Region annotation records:

******

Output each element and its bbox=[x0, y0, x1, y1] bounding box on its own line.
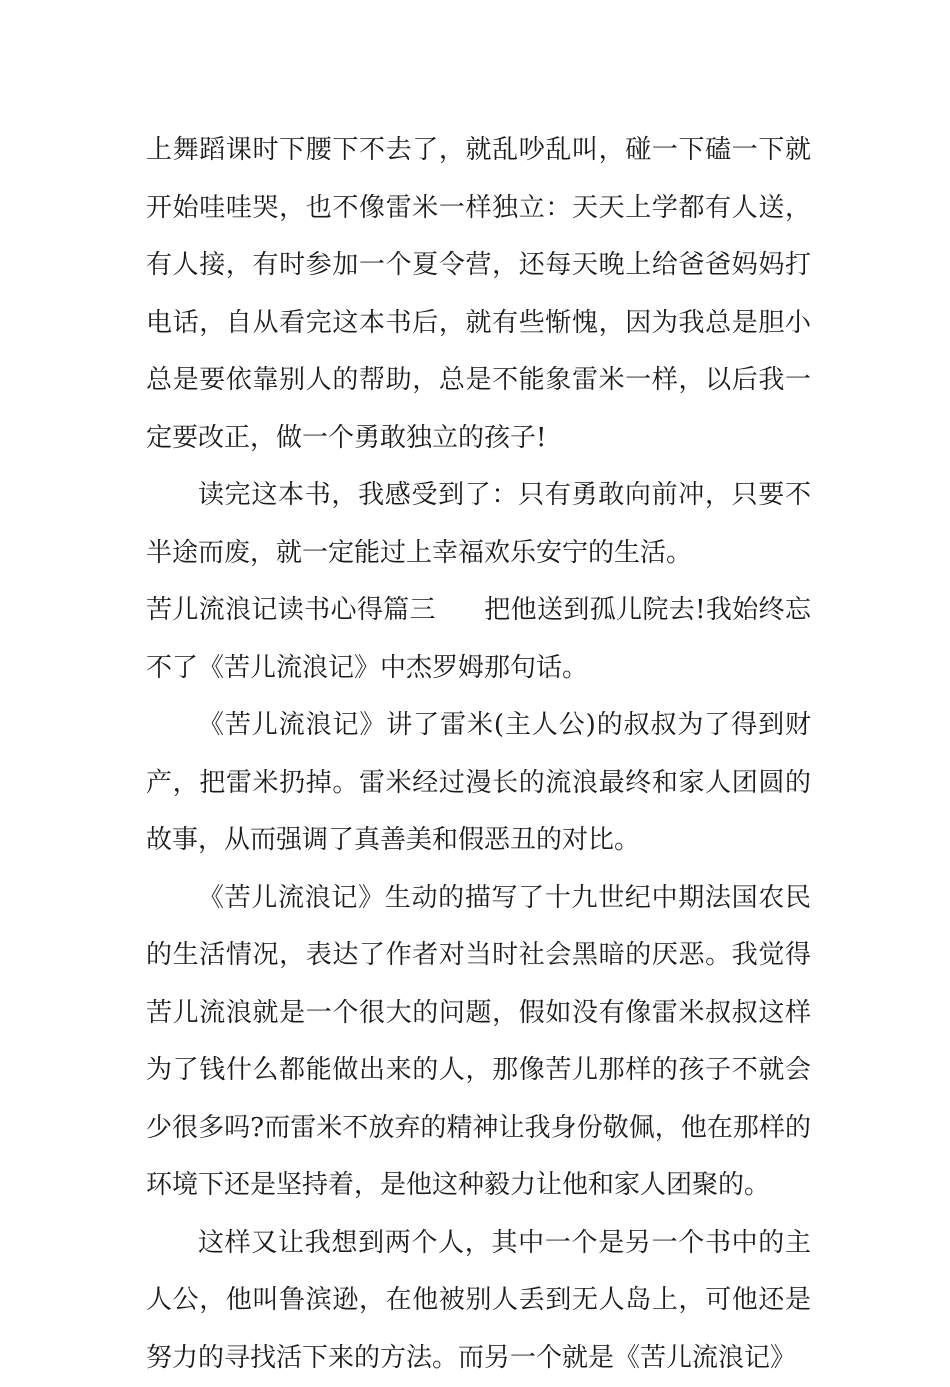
paragraph-summary: 《苦儿流浪记》讲了雷米(主人公)的叔叔为了得到财产，把雷米扔掉。雷米经过漫长的流浪最终和家人团圆的故事，从而强调了真善美和假恶丑的对比。 bbox=[146, 697, 811, 870]
section-title: 苦儿流浪记读书心得篇三 bbox=[146, 595, 436, 625]
section-lead-text: 把他送到孤儿院去!我始终忘不了《苦儿流浪记》中杰罗姆那句话。 bbox=[146, 595, 811, 683]
paragraph-continuation: 上舞蹈课时下腰下不去了，就乱吵乱叫，碰一下磕一下就开始哇哇哭，也不像雷米一样独立：天天上学都有人送，有人接，有时参加一个夏令营，还每天晚上给爸爸妈妈打电话，自从看完这本书后，就有些惭愧，因为我总是胆小总是要依靠别人的帮助，总是不能象雷米一样，以后我一定要改正，做一个勇敢独立的孩子! bbox=[146, 122, 811, 467]
paragraph-conclusion: 读完这本书，我感受到了：只有勇敢向前冲，只要不半途而废，就一定能过上幸福欢乐安宁的生活。 bbox=[146, 467, 811, 582]
paragraph-reflection: 《苦儿流浪记》生动的描写了十九世纪中期法国农民的生活情况，表达了作者对当时社会黑暗的厌恶。我觉得苦儿流浪就是一个很大的问题，假如没有像雷米叔叔这样为了钱什么都能做出来的人，那像苦儿那样的孩子不就会少很多吗?而雷米不放弃的精神让我身份敬佩，他在那样的环境下还是坚持着，是他这种毅力让他和家人团聚的。 bbox=[146, 870, 811, 1215]
paragraph-comparison: 这样又让我想到两个人，其中一个是另一个书中的主人公，他叫鲁滨逊，在他被别人丢到无人岛上，可他还是努力的寻找活下来的方法。而另一个就是《苦儿流浪记》 bbox=[146, 1215, 811, 1387]
section-heading-line bbox=[146, 582, 811, 697]
document-body bbox=[146, 122, 811, 1387]
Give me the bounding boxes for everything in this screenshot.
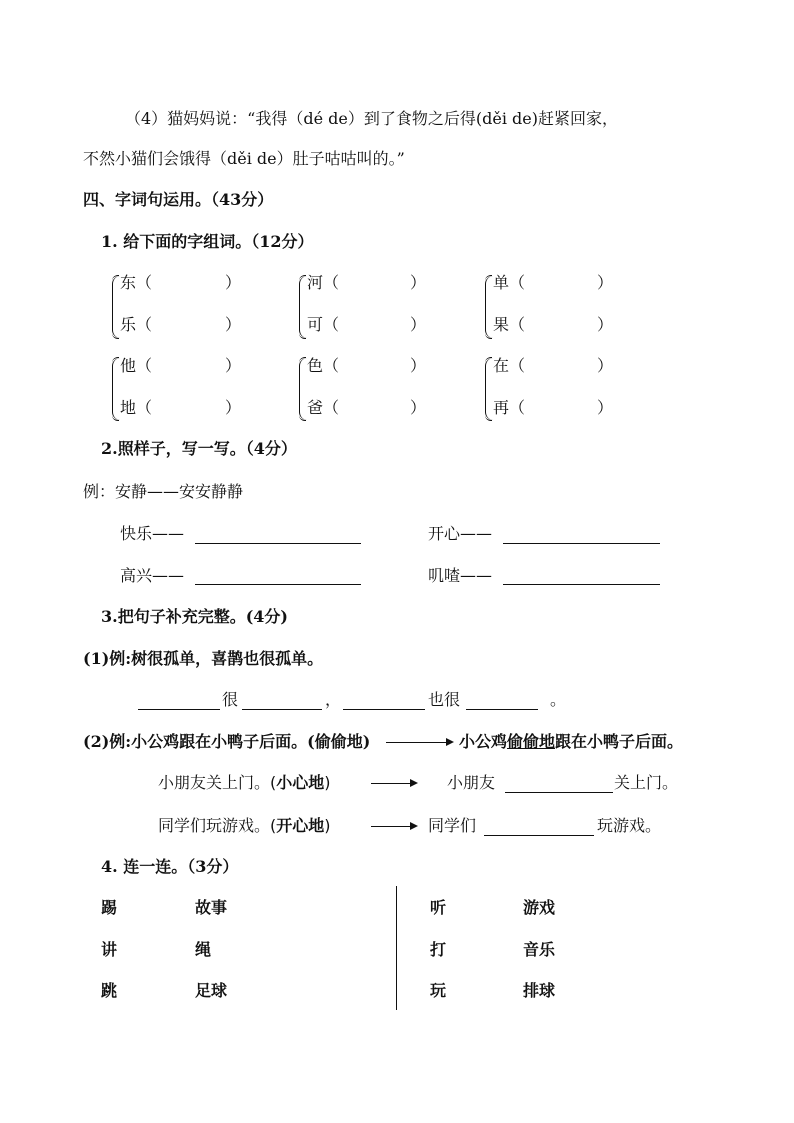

******

• What the task asks:
Pick out each line of the listing above that contains the string "section", and copy those lines.

• Solved problem:
section-title: 苦儿流浪记读书心得篇三 bbox=[146, 595, 436, 625]
section-lead-text: 把他送到孤儿院去!我始终忘不了《苦儿流浪记》中杰罗姆那句话。 bbox=[146, 595, 811, 683]
section-heading-line bbox=[146, 582, 811, 697]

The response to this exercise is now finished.